:: Materials provided ::
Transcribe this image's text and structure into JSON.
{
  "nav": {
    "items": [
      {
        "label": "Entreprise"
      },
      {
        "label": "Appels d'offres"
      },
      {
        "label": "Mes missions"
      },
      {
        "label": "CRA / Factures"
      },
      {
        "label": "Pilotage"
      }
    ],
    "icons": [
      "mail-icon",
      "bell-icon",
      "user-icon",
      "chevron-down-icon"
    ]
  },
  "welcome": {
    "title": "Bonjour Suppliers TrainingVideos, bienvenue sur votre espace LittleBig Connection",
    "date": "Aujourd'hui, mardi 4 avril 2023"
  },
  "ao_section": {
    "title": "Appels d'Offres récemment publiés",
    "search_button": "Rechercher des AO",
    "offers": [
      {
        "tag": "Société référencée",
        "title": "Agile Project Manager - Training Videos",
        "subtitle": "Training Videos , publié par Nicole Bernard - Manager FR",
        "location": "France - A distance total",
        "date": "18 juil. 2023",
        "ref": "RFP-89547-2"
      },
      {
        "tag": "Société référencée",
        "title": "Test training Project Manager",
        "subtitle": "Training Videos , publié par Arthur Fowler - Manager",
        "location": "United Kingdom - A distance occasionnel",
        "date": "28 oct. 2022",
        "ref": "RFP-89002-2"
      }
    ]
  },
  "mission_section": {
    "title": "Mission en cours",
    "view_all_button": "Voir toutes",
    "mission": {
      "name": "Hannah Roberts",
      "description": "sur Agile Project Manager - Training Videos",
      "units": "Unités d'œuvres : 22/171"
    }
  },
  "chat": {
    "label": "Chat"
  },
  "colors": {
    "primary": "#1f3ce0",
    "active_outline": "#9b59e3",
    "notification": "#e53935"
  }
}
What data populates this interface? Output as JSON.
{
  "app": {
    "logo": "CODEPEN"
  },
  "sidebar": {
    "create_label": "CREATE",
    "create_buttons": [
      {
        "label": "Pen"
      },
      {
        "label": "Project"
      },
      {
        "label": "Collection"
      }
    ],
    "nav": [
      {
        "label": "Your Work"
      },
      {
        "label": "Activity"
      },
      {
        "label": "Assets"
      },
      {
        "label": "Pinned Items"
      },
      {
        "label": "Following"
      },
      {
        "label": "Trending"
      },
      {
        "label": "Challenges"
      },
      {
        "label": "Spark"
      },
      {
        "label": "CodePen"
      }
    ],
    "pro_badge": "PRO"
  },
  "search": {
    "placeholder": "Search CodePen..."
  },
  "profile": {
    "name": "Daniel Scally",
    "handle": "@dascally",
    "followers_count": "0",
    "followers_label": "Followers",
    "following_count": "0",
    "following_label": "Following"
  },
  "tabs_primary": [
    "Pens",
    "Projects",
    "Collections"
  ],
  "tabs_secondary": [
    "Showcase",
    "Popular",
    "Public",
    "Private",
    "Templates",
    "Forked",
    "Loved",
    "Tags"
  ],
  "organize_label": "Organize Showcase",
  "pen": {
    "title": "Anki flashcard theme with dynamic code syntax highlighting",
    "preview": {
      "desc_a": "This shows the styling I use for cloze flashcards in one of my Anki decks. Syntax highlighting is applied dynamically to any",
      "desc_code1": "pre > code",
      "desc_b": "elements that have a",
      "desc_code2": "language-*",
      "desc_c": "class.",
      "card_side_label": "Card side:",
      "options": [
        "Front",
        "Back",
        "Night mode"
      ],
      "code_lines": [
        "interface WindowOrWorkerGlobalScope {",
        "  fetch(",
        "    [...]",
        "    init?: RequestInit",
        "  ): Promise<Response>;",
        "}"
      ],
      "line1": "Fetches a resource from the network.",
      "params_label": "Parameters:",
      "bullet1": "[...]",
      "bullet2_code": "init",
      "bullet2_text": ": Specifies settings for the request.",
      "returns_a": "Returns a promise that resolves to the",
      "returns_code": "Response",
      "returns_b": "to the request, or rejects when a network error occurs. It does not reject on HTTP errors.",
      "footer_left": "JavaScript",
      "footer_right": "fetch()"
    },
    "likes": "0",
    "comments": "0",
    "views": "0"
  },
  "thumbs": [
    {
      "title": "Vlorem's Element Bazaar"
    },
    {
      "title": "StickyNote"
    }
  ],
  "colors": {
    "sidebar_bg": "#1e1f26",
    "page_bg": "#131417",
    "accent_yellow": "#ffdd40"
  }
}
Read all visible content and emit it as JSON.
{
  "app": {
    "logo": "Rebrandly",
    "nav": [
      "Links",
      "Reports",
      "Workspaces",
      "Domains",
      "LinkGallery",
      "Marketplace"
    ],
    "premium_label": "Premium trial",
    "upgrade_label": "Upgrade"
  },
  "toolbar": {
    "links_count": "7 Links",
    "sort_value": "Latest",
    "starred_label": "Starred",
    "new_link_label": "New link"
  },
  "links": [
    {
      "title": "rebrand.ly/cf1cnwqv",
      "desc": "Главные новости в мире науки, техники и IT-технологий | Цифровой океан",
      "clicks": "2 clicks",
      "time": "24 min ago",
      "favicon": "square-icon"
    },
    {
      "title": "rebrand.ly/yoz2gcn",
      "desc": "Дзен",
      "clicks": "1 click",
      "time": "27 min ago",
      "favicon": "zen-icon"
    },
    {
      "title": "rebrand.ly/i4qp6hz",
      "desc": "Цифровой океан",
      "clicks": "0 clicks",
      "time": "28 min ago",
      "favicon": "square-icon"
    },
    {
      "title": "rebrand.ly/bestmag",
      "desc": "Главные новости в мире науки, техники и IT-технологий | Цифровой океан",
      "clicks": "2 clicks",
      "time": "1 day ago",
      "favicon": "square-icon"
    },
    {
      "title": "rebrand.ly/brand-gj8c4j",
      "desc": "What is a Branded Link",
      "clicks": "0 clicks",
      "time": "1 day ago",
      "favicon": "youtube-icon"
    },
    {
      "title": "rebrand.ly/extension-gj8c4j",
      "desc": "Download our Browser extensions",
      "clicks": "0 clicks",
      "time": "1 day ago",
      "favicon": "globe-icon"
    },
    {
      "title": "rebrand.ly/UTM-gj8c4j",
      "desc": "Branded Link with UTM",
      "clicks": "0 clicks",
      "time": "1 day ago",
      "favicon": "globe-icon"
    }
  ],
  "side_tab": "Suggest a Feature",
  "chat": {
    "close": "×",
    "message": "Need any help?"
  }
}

:: The request ::
Among the entries, how many lines include the word "What"? Answer with a single number and nothing further.

:: Expected answer ::
2